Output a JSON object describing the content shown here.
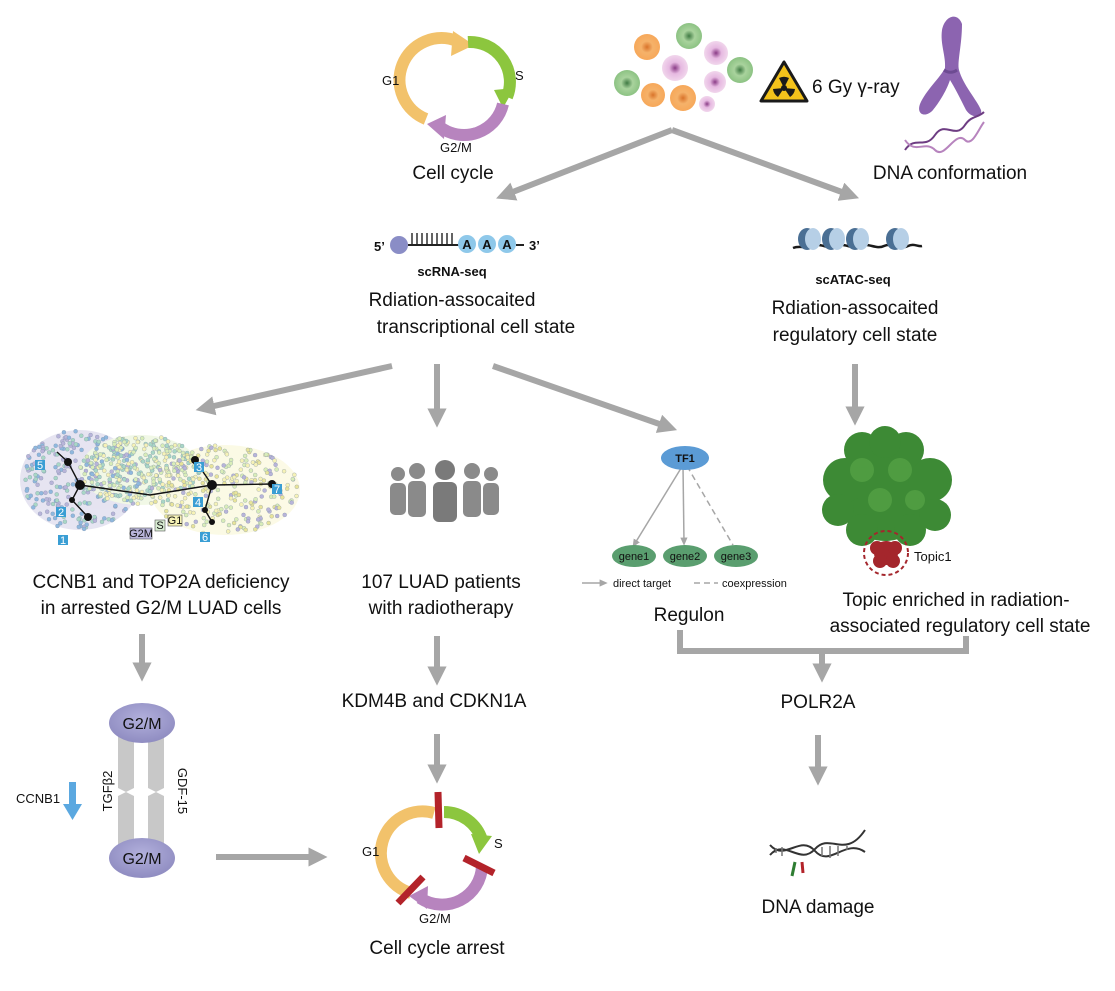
{
  "top": {
    "cell_cycle": {
      "g1": "G1",
      "s": "S",
      "g2m": "G2/M",
      "title": "Cell cycle"
    },
    "radiation": {
      "dose": "6 Gy γ-ray"
    },
    "dna_conformation": {
      "title": "DNA conformation"
    }
  },
  "scrna": {
    "five_prime": "5’",
    "three_prime": "3’",
    "poly_a": [
      "A",
      "A",
      "A"
    ],
    "method": "scRNA-seq",
    "state_line1": "Rdiation-assocaited",
    "state_line2": "transcriptional cell state"
  },
  "scatac": {
    "method": "scATAC-seq",
    "state_line1": "Rdiation-assocaited",
    "state_line2": "regulatory cell state"
  },
  "umap": {
    "cluster_labels": [
      "5",
      "2",
      "1",
      "3",
      "4",
      "6",
      "7"
    ],
    "legend": {
      "g2m": "G2M",
      "s": "S",
      "g1": "G1"
    },
    "caption_line1": "CCNB1 and TOP2A deficiency",
    "caption_line2": "in arrested G2/M LUAD cells"
  },
  "patients": {
    "caption_line1": "107 LUAD patients",
    "caption_line2": "with radiotherapy",
    "genes": "KDM4B and CDKN1A"
  },
  "regulon": {
    "tf": "TF1",
    "genes": [
      "gene1",
      "gene2",
      "gene3"
    ],
    "legend_direct": "direct target",
    "legend_coexp": "coexpression",
    "caption": "Regulon"
  },
  "topic": {
    "label": "Topic1",
    "caption_line1": "Topic enriched in radiation-",
    "caption_line2": "associated regulatory cell state"
  },
  "polr2a": {
    "label": "POLR2A"
  },
  "dna_damage": {
    "label": "DNA damage"
  },
  "g2m_panel": {
    "top": "G2/M",
    "bottom": "G2/M",
    "left_factor": "TGFβ2",
    "right_factor": "GDF-15",
    "gene": "CCNB1"
  },
  "arrest": {
    "g1": "G1",
    "s": "S",
    "g2m": "G2/M",
    "title": "Cell cycle arrest"
  },
  "colors": {
    "arrow": "#a6a6a6",
    "g1": "#f2c26b",
    "s": "#8cc63e",
    "g2m": "#b784be",
    "block": "#b3232a",
    "oval": "#9d9bcb",
    "tf": "#5b9bd5",
    "gene": "#5a9e6f",
    "topic": "#a4262c",
    "down": "#5ba8e0"
  }
}
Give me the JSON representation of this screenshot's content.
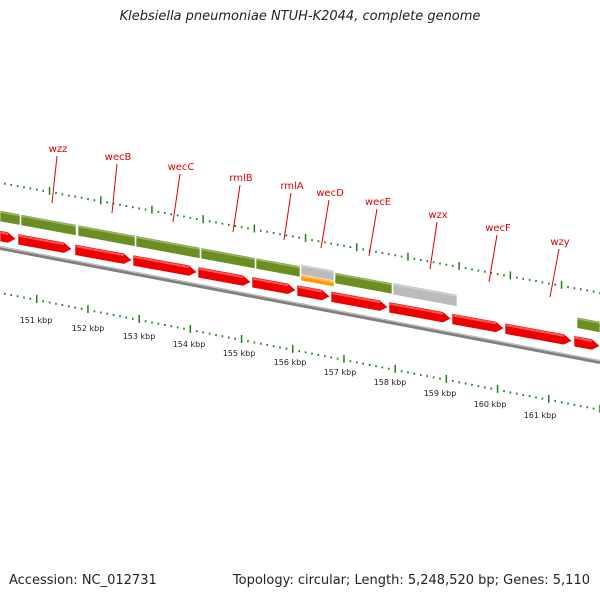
{
  "header": {
    "title": "Klebsiella pneumoniae NTUH-K2044, complete genome"
  },
  "footer": {
    "accession": "Accession: NC_012731",
    "summary": "Topology: circular; Length: 5,248,520 bp; Genes: 5,110"
  },
  "genes": [
    "wzz",
    "wecB",
    "wecC",
    "rmlB",
    "rmlA",
    "wecD",
    "wecE",
    "wzx",
    "wecF",
    "wzy"
  ],
  "ruler_ticks": [
    "151 kbp",
    "152 kbp",
    "153 kbp",
    "154 kbp",
    "155 kbp",
    "156 kbp",
    "157 kbp",
    "158 kbp",
    "159 kbp",
    "160 kbp",
    "161 kbp"
  ],
  "colors": {
    "gene_label": "#e00000",
    "cds": "#ee0000",
    "feature_green": "#6b8e23",
    "feature_gray": "#bbbbbb",
    "feature_orange": "#ff9900",
    "dots": "#1f7f1f",
    "backbone": "#808080"
  }
}
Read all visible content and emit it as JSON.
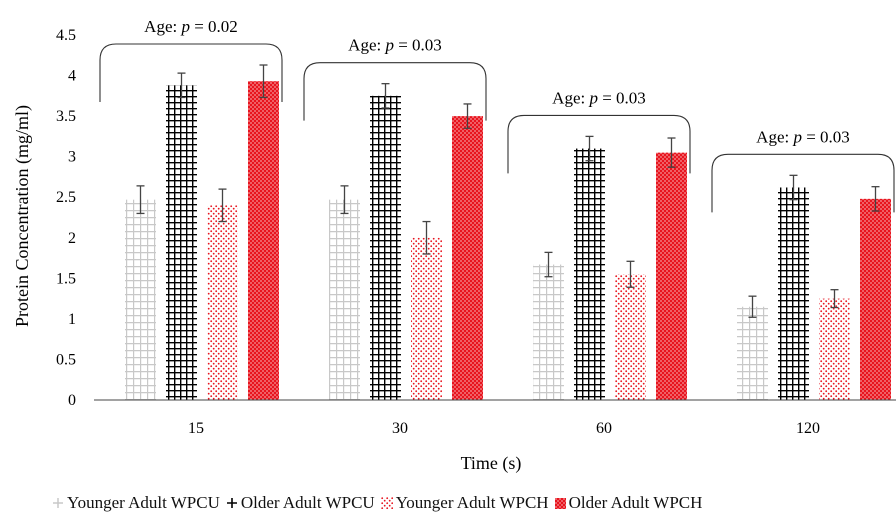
{
  "chart_data": {
    "type": "bar",
    "categories": [
      "15",
      "30",
      "60",
      "120"
    ],
    "xlabel": "Time (s)",
    "ylabel": "Protein Concentration (mg/ml)",
    "ylim": [
      0,
      4.5
    ],
    "yticks": [
      "0",
      "0.5",
      "1",
      "1.5",
      "2",
      "2.5",
      "3",
      "3.5",
      "4",
      "4.5"
    ],
    "grid": false,
    "legend_position": "bottom",
    "series": [
      {
        "name": "Younger Adult WPCU",
        "values": [
          2.47,
          2.47,
          1.67,
          1.15
        ],
        "errors": [
          0.17,
          0.17,
          0.15,
          0.13
        ],
        "color": "#c8c8c8",
        "pattern": "grid-light"
      },
      {
        "name": "Older Adult WPCU",
        "values": [
          3.88,
          3.75,
          3.1,
          2.62
        ],
        "errors": [
          0.15,
          0.15,
          0.15,
          0.15
        ],
        "color": "#000000",
        "pattern": "grid-dark"
      },
      {
        "name": "Younger Adult WPCH",
        "values": [
          2.4,
          2.0,
          1.55,
          1.25
        ],
        "errors": [
          0.2,
          0.2,
          0.16,
          0.11
        ],
        "color": "#e8141e",
        "pattern": "dots"
      },
      {
        "name": "Older Adult WPCH",
        "values": [
          3.93,
          3.5,
          3.05,
          2.48
        ],
        "errors": [
          0.2,
          0.15,
          0.18,
          0.15
        ],
        "color": "#e8141e",
        "pattern": "dense-dots"
      }
    ],
    "annotations": [
      {
        "category": "15",
        "text_prefix": "Age: ",
        "p_symbol": "p",
        "text_suffix": " = 0.02"
      },
      {
        "category": "30",
        "text_prefix": "Age: ",
        "p_symbol": "p",
        "text_suffix": " = 0.03"
      },
      {
        "category": "60",
        "text_prefix": "Age: ",
        "p_symbol": "p",
        "text_suffix": " = 0.03"
      },
      {
        "category": "120",
        "text_prefix": "Age: ",
        "p_symbol": "p",
        "text_suffix": " = 0.03"
      }
    ]
  }
}
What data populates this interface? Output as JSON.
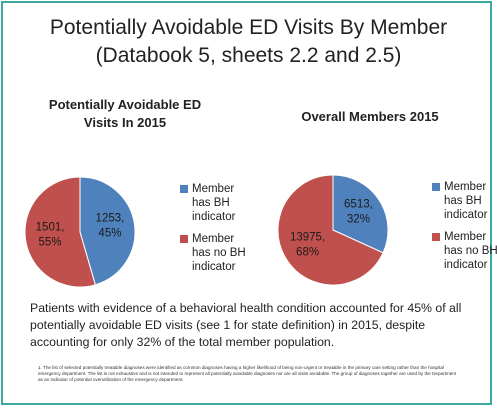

Exercise details. Could you output the listing word for word, omitting every picture?

Task solution.
Output a JSON object describing the content shown here.
{
  "top": {
    "cell_cycle": {
      "g1": "G1",
      "s": "S",
      "g2m": "G2/M",
      "title": "Cell cycle"
    },
    "radiation": {
      "dose": "6 Gy γ-ray"
    },
    "dna_conformation": {
      "title": "DNA conformation"
    }
  },
  "scrna": {
    "five_prime": "5’",
    "three_prime": "3’",
    "poly_a": [
      "A",
      "A",
      "A"
    ],
    "method": "scRNA-seq",
    "state_line1": "Rdiation-assocaited",
    "state_line2": "transcriptional cell state"
  },
  "scatac": {
    "method": "scATAC-seq",
    "state_line1": "Rdiation-assocaited",
    "state_line2": "regulatory cell state"
  },
  "umap": {
    "cluster_labels": [
      "5",
      "2",
      "1",
      "3",
      "4",
      "6",
      "7"
    ],
    "legend": {
      "g2m": "G2M",
      "s": "S",
      "g1": "G1"
    },
    "caption_line1": "CCNB1 and TOP2A deficiency",
    "caption_line2": "in arrested G2/M LUAD cells"
  },
  "patients": {
    "caption_line1": "107 LUAD patients",
    "caption_line2": "with radiotherapy",
    "genes": "KDM4B and CDKN1A"
  },
  "regulon": {
    "tf": "TF1",
    "genes": [
      "gene1",
      "gene2",
      "gene3"
    ],
    "legend_direct": "direct target",
    "legend_coexp": "coexpression",
    "caption": "Regulon"
  },
  "topic": {
    "label": "Topic1",
    "caption_line1": "Topic enriched in radiation-",
    "caption_line2": "associated regulatory cell state"
  },
  "polr2a": {
    "label": "POLR2A"
  },
  "dna_damage": {
    "label": "DNA damage"
  },
  "g2m_panel": {
    "top": "G2/M",
    "bottom": "G2/M",
    "left_factor": "TGFβ2",
    "right_factor": "GDF-15",
    "gene": "CCNB1"
  },
  "arrest": {
    "g1": "G1",
    "s": "S",
    "g2m": "G2/M",
    "title": "Cell cycle arrest"
  },
  "colors": {
    "arrow": "#a6a6a6",
    "g1": "#f2c26b",
    "s": "#8cc63e",
    "g2m": "#b784be",
    "block": "#b3232a",
    "oval": "#9d9bcb",
    "tf": "#5b9bd5",
    "gene": "#5a9e6f",
    "topic": "#a4262c",
    "down": "#5ba8e0"
  }
}
Give me the JSON representation of this screenshot's content.
{
  "header": {
    "title": "Klebsiella pneumoniae NTUH-K2044, complete genome"
  },
  "footer": {
    "accession": "Accession: NC_012731",
    "summary": "Topology: circular; Length: 5,248,520 bp; Genes: 5,110"
  },
  "genes": [
    "wzz",
    "wecB",
    "wecC",
    "rmlB",
    "rmlA",
    "wecD",
    "wecE",
    "wzx",
    "wecF",
    "wzy"
  ],
  "ruler_ticks": [
    "151 kbp",
    "152 kbp",
    "153 kbp",
    "154 kbp",
    "155 kbp",
    "156 kbp",
    "157 kbp",
    "158 kbp",
    "159 kbp",
    "160 kbp",
    "161 kbp"
  ],
  "colors": {
    "gene_label": "#e00000",
    "cds": "#ee0000",
    "feature_green": "#6b8e23",
    "feature_gray": "#bbbbbb",
    "feature_orange": "#ff9900",
    "dots": "#1f7f1f",
    "backbone": "#808080"
  }
}
Read all visible content and emit it as JSON.
{
  "chart_data": {
    "type": "bar",
    "categories": [
      "15",
      "30",
      "60",
      "120"
    ],
    "xlabel": "Time (s)",
    "ylabel": "Protein Concentration (mg/ml)",
    "ylim": [
      0,
      4.5
    ],
    "yticks": [
      "0",
      "0.5",
      "1",
      "1.5",
      "2",
      "2.5",
      "3",
      "3.5",
      "4",
      "4.5"
    ],
    "grid": false,
    "legend_position": "bottom",
    "series": [
      {
        "name": "Younger Adult WPCU",
        "values": [
          2.47,
          2.47,
          1.67,
          1.15
        ],
        "errors": [
          0.17,
          0.17,
          0.15,
          0.13
        ],
        "color": "#c8c8c8",
        "pattern": "grid-light"
      },
      {
        "name": "Older Adult WPCU",
        "values": [
          3.88,
          3.75,
          3.1,
          2.62
        ],
        "errors": [
          0.15,
          0.15,
          0.15,
          0.15
        ],
        "color": "#000000",
        "pattern": "grid-dark"
      },
      {
        "name": "Younger Adult WPCH",
        "values": [
          2.4,
          2.0,
          1.55,
          1.25
        ],
        "errors": [
          0.2,
          0.2,
          0.16,
          0.11
        ],
        "color": "#e8141e",
        "pattern": "dots"
      },
      {
        "name": "Older Adult WPCH",
        "values": [
          3.93,
          3.5,
          3.05,
          2.48
        ],
        "errors": [
          0.2,
          0.15,
          0.18,
          0.15
        ],
        "color": "#e8141e",
        "pattern": "dense-dots"
      }
    ],
    "annotations": [
      {
        "category": "15",
        "text_prefix": "Age: ",
        "p_symbol": "p",
        "text_suffix": " = 0.02"
      },
      {
        "category": "30",
        "text_prefix": "Age: ",
        "p_symbol": "p",
        "text_suffix": " = 0.03"
      },
      {
        "category": "60",
        "text_prefix": "Age: ",
        "p_symbol": "p",
        "text_suffix": " = 0.03"
      },
      {
        "category": "120",
        "text_prefix": "Age: ",
        "p_symbol": "p",
        "text_suffix": " = 0.03"
      }
    ]
  }
}
What data populates this interface? Output as JSON.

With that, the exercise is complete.